What you will do:
Give the number of lines in the listing that hold the word "định". Write nothing but that number.

Records from a data collection
────────────────
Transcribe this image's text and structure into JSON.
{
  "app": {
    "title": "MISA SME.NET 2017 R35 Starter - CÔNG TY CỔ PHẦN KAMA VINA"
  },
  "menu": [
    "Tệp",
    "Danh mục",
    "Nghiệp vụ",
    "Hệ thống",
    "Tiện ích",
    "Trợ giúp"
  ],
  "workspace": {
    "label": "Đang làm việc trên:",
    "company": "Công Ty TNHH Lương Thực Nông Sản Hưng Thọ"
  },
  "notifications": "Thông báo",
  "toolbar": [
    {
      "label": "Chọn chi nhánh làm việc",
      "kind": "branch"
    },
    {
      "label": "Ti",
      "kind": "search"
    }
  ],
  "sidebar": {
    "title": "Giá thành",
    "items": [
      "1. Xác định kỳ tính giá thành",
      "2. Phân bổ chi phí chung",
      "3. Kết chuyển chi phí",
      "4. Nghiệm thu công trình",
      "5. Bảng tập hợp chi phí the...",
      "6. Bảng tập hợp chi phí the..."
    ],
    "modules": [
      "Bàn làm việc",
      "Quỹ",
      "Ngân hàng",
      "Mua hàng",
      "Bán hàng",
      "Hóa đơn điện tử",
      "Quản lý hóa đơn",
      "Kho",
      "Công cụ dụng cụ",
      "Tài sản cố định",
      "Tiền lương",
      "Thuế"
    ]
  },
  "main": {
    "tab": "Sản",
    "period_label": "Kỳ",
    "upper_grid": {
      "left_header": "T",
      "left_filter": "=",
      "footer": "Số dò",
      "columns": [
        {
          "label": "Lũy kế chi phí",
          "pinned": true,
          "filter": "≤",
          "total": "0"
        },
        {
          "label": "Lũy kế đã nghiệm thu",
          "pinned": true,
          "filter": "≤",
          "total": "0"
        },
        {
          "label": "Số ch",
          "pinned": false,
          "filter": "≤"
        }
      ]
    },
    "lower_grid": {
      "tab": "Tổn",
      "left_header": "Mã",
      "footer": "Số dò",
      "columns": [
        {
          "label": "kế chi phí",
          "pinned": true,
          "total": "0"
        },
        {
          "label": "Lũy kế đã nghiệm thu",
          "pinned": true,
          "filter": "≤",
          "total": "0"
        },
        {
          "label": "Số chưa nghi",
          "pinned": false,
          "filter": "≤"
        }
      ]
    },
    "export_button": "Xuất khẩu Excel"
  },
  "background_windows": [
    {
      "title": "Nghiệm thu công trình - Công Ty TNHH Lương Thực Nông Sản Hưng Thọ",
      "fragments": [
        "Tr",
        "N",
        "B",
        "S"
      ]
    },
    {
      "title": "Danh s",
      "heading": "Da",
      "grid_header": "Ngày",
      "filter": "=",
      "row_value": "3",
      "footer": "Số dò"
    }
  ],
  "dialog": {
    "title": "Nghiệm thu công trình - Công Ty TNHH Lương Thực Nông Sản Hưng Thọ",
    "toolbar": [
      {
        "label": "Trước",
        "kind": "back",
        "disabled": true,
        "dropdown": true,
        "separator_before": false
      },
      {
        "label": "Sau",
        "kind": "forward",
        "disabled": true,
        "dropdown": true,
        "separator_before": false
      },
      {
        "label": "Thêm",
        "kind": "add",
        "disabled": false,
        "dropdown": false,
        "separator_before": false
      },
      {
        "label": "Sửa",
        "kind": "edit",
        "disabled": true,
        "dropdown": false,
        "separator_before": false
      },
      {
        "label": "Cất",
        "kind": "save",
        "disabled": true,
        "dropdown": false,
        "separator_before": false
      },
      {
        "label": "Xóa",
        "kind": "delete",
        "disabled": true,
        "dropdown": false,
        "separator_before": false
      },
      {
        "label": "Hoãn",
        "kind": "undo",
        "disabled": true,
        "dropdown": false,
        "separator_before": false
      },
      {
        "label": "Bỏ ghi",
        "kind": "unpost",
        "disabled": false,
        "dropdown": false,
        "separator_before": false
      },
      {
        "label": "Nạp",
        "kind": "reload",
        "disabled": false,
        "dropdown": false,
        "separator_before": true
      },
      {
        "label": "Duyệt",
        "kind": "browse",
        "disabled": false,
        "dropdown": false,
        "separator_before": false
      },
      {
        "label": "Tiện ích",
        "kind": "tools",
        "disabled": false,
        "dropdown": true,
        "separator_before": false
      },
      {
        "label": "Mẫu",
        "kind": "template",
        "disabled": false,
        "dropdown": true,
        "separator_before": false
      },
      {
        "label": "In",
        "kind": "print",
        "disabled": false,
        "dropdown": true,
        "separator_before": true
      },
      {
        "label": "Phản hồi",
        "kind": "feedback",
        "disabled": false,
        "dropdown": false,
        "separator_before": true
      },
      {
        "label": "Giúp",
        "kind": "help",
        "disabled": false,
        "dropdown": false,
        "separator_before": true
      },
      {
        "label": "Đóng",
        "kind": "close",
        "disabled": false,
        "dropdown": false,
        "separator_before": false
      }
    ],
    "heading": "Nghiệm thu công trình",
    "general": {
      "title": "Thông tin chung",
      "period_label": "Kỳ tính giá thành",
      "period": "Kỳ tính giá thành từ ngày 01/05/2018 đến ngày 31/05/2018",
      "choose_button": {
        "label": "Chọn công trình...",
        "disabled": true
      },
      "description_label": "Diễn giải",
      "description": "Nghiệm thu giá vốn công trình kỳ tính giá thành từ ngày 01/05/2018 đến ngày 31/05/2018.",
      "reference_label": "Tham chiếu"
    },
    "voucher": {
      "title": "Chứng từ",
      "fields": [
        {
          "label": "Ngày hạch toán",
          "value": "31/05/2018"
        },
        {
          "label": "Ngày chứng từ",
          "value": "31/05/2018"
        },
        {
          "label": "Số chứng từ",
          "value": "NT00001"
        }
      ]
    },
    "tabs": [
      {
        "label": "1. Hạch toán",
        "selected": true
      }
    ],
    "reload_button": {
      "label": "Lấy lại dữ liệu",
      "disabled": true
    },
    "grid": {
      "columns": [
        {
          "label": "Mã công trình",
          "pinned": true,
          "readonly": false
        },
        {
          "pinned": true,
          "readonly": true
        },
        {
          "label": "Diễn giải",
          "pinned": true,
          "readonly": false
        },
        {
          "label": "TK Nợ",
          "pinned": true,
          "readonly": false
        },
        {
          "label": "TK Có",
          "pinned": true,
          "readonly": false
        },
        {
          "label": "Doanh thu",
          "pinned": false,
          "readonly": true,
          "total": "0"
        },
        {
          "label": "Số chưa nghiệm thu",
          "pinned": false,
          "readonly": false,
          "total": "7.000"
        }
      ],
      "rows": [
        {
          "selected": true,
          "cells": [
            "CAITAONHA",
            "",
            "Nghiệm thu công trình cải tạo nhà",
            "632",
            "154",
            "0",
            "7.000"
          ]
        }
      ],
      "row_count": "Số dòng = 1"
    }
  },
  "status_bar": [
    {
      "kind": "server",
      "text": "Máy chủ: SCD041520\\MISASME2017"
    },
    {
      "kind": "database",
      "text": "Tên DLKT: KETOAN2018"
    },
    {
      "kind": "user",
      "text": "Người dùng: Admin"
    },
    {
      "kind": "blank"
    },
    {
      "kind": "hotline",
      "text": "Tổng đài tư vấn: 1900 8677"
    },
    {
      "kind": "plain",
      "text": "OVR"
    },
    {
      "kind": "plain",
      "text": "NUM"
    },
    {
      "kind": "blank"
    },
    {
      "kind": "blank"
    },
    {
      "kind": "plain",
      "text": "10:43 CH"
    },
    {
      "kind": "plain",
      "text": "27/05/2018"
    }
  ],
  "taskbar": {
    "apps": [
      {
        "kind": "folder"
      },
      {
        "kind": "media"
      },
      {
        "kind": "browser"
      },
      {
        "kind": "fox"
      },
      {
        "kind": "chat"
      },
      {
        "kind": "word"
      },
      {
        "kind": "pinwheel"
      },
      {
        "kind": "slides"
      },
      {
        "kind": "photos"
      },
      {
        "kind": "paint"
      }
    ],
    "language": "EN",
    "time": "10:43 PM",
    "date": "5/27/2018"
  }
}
────────────────
Completed task:
2